- Written exercise A -
Please rewrite the paragraph in the GAA umpire article that begins "Since you ask" as a short list, keeping its main facts.
- Written exercise B -
Continue the GAA umpire article after its last sentence.

- Page text -
Men in white coats. The strange life of the GAA umpire

Nameless, faceless band of brothers are an essential component in the Association

Some men are born umpires. Others have umpiring thrust upon them. Mark Gilsenan was sitting at home in Corduff, Co Monaghan on a Friday night in July 2005 when his phone went and Pat McEnaney's number came up on the screen.

“What are you at on Sunday?” asked the country’s best known referee.

“Heading to Croke Park,” said Gilsenan, meaning that year’s Ulster final, which had been transplanted to HQ due to outlandish demand.

“Dead right you are,” said McEnaney. “Be at my house at 11 o’clock Sunday morning. You’re doing umpire.”


Gilsenan was 24-years-old and friendly with McEnaney’s son, Gary. About six months previously, he and Gary had gone along to a Sigerson game in Dundalk that a friend of theirs was playing in, hitching a ride with the ref along the way.

When they got to the ground, McEnaney dragooned them into standing a post apiece. That was the extent of Gilsenan’s umpiring experience before he stood in front of 61,000 patrons on a baking Croker Sunday.

“That was the long and the short of it,” Gilsenan says.

“I had never given umpiring a second thought after that night in Dundalk. I had been to Croke Park before, obviously, but the only time I was ever down on the pitch was when Monaghan won a Division Three league final earlier that year against Meath and we invaded the pitch. That’s the only time I ever stood on the field until Pat took me out at half-time in the minor match that Sunday.

“He spent about three minutes showing me behind the goals and all that. That’s the first thing you look for any time you’re at a new pitch – what sort of room is there behind the goals. The more room, the better your positioning is going to be. But that was the long and the short of it, three minutes of a look around and then do your first ever intercounty game in front of a packed house. So it was fairly nerve-wracking.”

These days, Gilsenan is a gun for hire. He does most of his umpiring with Martin McNally, an up-and-comer from his local club who is on the linesman panel for the 2017 championship. But on any given weekend, you could see him next to a post for one of any number of referees.

Last weekend, he was in Aughrim for Barry Cassidy. Earlier this year, he did a game for Maurice Deegan. David Gough, Joe McQuillan, Marty Duffy. Have white coat, will travel.

Shirt and tie

Since you ask, they get a new white coat issued by Croke Park every couple of years. Some referees like to hang on to all four coats and take responsibility for washing them (or not). Others pass them on to their chosen quartet at the start of a year and leave them at it. On any given day, an umpire’s kitbag will contain one coat, one hat, one pair of gloves, one pair of waterproof trousers. An umpire will wear a shirt and tie.

This year’s coat is lighter than previous iterations. And it must be worn. Even in the deathless heatwave of last weekend, a pre-championship edict stipulating that all umpires wear the white coat was in place. It was expected that some cries for mercy would come up at the championship umpires’ seminars in Croke Park last Tuesday and Wednesday night. But that wasn’t much good to them seven days ago.

“In Aughrim last Saturday, it was 27 degrees,” says Gilsenan. “And we still had to wear the coat over the shirt and tie. For the last couple of years when it was hot, you were okay just wearing the shirt and tie. But this year the coats have to be worn. On a 27-degree day, I knew all about it by the end of the game. It was unbelievable heat.”

- Entries shown -

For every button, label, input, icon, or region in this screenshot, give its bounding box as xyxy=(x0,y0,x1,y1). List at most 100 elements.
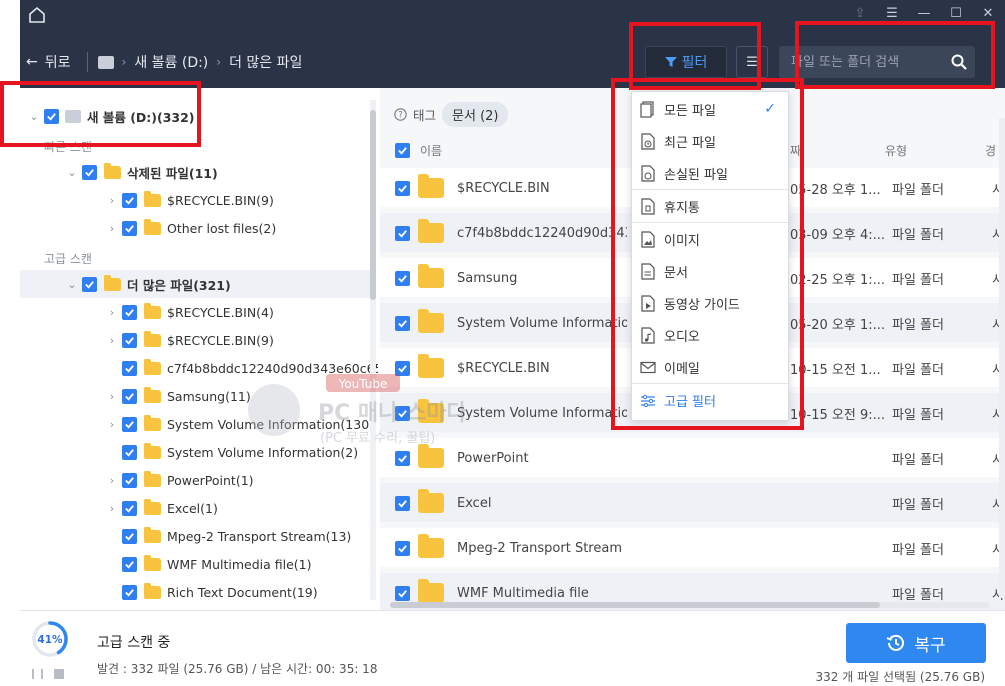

==

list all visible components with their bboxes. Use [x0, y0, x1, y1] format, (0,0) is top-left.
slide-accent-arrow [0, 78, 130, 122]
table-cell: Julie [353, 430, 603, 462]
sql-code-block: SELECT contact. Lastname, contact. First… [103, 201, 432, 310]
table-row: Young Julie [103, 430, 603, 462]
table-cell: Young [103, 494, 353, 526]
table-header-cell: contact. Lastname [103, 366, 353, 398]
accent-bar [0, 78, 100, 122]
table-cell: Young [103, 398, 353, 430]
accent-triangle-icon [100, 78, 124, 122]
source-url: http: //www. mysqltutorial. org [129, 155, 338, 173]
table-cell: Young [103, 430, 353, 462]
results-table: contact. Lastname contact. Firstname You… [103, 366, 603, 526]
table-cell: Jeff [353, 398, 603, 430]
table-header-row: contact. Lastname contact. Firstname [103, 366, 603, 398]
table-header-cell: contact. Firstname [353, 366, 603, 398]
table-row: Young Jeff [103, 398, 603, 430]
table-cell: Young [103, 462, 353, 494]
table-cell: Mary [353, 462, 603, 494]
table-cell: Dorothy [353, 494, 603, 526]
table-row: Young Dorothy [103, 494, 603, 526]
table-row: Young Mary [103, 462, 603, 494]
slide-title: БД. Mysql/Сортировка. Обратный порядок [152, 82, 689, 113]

- Written reply A -
- Croke Park issues umpires a new white coat every couple of years.
- Some referees keep all four coats and take responsibility for washing them (or not). Others hand them to their four chosen umpires at the start of a year.
- An umpire's kitbag holds one coat, one hat, one pair of gloves and one pair of waterproof trousers.
- Umpires wear a shirt and tie.

- Written reply B -
To be a GAA umpire is to live in a strange sort of half-light. They are faceless and nameless and absolutely vital. Everybody sees them but nobody knows who they are. They are the closest people to the action, yet they see almost none of the game. They travel the length and breadth of the country but don’t see a cent of mileage. They get fed and that does them.

"The only thing about them is they love the grub," laughs Brian Gavin, the Offaly hurling referee. "I'm out of pocket feeding the f**kers. Refereeing for 50 cent a mile and then feeding these four big hungry fellas is not easy."

Gavin’s four horsemen are his brother, his father and two other members of his club. They’ve been with him since he started 15 years ago. Like all referees, he has assembled an extended panel to pick from, with another four lads who can come in if he’s stuck.

“The first thing when you go to intercounty level is you need a good team with you,” Gavin says. “You need fellas you can trust. That’s the most important thing. I was lucky, the four lads I got early, they’re all fairly good at it and they understand the game. A bond builds between yourself and umpires. A trust. When you’re going to matches and coming home from matches, you bounce ideas off them.

“We have signs, signals and codes going on that people at the match wouldn’t know about. Different protocols. Like, we’d have a signal for a square ball that no one else would know but I would cop it immediately. Or if there’s a deflection for a 65 and the umpire might not be sure, I will have my hand half-raised so that he knows that I’ve seen the deflection. If I keep my hands down, he waves it wide.

“For a square ball, nine times out of 10 I will be close enough to see it but if I’m not sure, my umpires just put out a finger to the side, basically pointing at the square. So straight away, I know it’s a square ball and there’s no big row about it. You get all that through years of getting used to each other.”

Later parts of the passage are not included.